▶ **What is expected**:
Retype the material that follows, keeping every word as it is.

Dataset excerpt

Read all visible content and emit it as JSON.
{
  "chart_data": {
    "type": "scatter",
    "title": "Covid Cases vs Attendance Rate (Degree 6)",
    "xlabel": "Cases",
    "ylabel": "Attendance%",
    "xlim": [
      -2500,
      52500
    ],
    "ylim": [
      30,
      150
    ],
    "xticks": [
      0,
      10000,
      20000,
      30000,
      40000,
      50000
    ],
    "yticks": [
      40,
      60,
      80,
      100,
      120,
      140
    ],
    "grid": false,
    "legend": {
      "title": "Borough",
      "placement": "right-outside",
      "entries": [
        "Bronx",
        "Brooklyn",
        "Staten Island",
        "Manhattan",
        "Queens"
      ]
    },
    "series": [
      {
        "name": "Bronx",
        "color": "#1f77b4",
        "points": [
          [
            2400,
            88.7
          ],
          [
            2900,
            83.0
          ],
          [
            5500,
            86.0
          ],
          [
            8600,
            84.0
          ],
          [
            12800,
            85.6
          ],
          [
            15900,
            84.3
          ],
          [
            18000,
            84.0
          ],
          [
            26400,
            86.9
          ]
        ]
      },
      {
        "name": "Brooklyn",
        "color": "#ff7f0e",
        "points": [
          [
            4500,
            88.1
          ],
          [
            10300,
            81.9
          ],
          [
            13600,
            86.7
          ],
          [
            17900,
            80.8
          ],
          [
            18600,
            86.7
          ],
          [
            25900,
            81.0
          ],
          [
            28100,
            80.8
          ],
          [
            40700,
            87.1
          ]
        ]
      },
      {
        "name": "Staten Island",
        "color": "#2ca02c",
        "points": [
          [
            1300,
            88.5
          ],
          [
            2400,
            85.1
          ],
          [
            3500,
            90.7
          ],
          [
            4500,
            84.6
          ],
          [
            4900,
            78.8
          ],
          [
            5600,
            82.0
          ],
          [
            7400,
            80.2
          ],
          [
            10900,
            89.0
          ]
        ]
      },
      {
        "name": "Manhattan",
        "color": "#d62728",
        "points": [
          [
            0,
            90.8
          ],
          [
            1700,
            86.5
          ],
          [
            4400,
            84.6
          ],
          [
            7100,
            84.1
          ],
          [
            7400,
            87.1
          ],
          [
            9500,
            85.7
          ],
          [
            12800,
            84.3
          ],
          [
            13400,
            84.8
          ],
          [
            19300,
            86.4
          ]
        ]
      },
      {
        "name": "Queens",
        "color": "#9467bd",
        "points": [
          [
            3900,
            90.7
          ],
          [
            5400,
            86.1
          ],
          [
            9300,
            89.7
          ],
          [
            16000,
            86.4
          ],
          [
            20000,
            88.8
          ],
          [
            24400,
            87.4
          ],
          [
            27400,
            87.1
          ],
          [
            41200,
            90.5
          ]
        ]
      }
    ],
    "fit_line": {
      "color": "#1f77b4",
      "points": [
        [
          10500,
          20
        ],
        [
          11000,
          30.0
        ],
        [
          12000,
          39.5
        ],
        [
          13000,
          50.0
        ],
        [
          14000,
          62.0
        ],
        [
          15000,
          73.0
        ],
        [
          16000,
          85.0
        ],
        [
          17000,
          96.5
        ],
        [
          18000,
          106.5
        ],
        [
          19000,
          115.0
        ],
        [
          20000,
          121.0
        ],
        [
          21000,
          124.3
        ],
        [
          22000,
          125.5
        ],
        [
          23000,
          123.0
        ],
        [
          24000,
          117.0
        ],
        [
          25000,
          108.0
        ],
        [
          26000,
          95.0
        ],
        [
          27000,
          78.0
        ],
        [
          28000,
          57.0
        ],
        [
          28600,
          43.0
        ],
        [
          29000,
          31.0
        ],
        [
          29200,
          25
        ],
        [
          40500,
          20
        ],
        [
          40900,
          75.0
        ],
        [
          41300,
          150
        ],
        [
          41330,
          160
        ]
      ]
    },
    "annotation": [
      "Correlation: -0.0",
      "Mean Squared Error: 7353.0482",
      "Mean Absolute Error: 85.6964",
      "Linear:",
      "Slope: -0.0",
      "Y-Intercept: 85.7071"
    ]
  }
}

▶ **Response to the exercise**:
Read all visible content and emit it as JSON.
{
  "chart_data": {
    "type": "scatter",
    "title": "Covid Cases vs Attendance Rate (Degree 6)",
    "xlabel": "Cases",
    "ylabel": "Attendance%",
    "xlim": [
      -2500,
      52500
    ],
    "ylim": [
      30,
      150
    ],
    "xticks": [
      0,
      10000,
      20000,
      30000,
      40000,
      50000
    ],
    "yticks": [
      40,
      60,
      80,
      100,
      120,
      140
    ],
    "grid": false,
    "legend": {
      "title": "Borough",
      "placement": "right-outside",
      "entries": [
        "Bronx",
        "Brooklyn",
        "Staten Island",
        "Manhattan",
        "Queens"
      ]
    },
    "series": [
      {
        "name": "Bronx",
        "color": "#1f77b4",
        "points": [
          [
            2400,
            88.7
          ],
          [
            2900,
            83.0
          ],
          [
            5500,
            86.0
          ],
          [
            8600,
            84.0
          ],
          [
            12800,
            85.6
          ],
          [
            15900,
            84.3
          ],
          [
            18000,
            84.0
          ],
          [
            26400,
            86.9
          ]
        ]
      },
      {
        "name": "Brooklyn",
        "color": "#ff7f0e",
        "points": [
          [
            4500,
            88.1
          ],
          [
            10300,
            81.9
          ],
          [
            13600,
            86.7
          ],
          [
            17900,
            80.8
          ],
          [
            18600,
            86.7
          ],
          [
            25900,
            81.0
          ],
          [
            28100,
            80.8
          ],
          [
            40700,
            87.1
          ]
        ]
      },
      {
        "name": "Staten Island",
        "color": "#2ca02c",
        "points": [
          [
            1300,
            88.5
          ],
          [
            2400,
            85.1
          ],
          [
            3500,
            90.7
          ],
          [
            4500,
            84.6
          ],
          [
            4900,
            78.8
          ],
          [
            5600,
            82.0
          ],
          [
            7400,
            80.2
          ],
          [
            10900,
            89.0
          ]
        ]
      },
      {
        "name": "Manhattan",
        "color": "#d62728",
        "points": [
          [
            0,
            90.8
          ],
          [
            1700,
            86.5
          ],
          [
            4400,
            84.6
          ],
          [
            7100,
            84.1
          ],
          [
            7400,
            87.1
          ],
          [
            9500,
            85.7
          ],
          [
            12800,
            84.3
          ],
          [
            13400,
            84.8
          ],
          [
            19300,
            86.4
          ]
        ]
      },
      {
        "name": "Queens",
        "color": "#9467bd",
        "points": [
          [
            3900,
            90.7
          ],
          [
            5400,
            86.1
          ],
          [
            9300,
            89.7
          ],
          [
            16000,
            86.4
          ],
          [
            20000,
            88.8
          ],
          [
            24400,
            87.4
          ],
          [
            27400,
            87.1
          ],
          [
            41200,
            90.5
          ]
        ]
      }
    ],
    "fit_line": {
      "color": "#1f77b4",
      "points": [
        [
          10500,
          20
        ],
        [
          11000,
          30.0
        ],
        [
          12000,
          39.5
        ],
        [
          13000,
          50.0
        ],
        [
          14000,
          62.0
        ],
        [
          15000,
          73.0
        ],
        [
          16000,
          85.0
        ],
        [
          17000,
          96.5
        ],
        [
          18000,
          106.5
        ],
        [
          19000,
          115.0
        ],
        [
          20000,
          121.0
        ],
        [
          21000,
          124.3
        ],
        [
          22000,
          125.5
        ],
        [
          23000,
          123.0
        ],
        [
          24000,
          117.0
        ],
        [
          25000,
          108.0
        ],
        [
          26000,
          95.0
        ],
        [
          27000,
          78.0
        ],
        [
          28000,
          57.0
        ],
        [
          28600,
          43.0
        ],
        [
          29000,
          31.0
        ],
        [
          29200,
          25
        ],
        [
          40500,
          20
        ],
        [
          40900,
          75.0
        ],
        [
          41300,
          150
        ],
        [
          41330,
          160
        ]
      ]
    },
    "annotation": [
      "Correlation: -0.0",
      "Mean Squared Error: 7353.0482",
      "Mean Absolute Error: 85.6964",
      "Linear:",
      "Slope: -0.0",
      "Y-Intercept: 85.7071"
    ]
  }
}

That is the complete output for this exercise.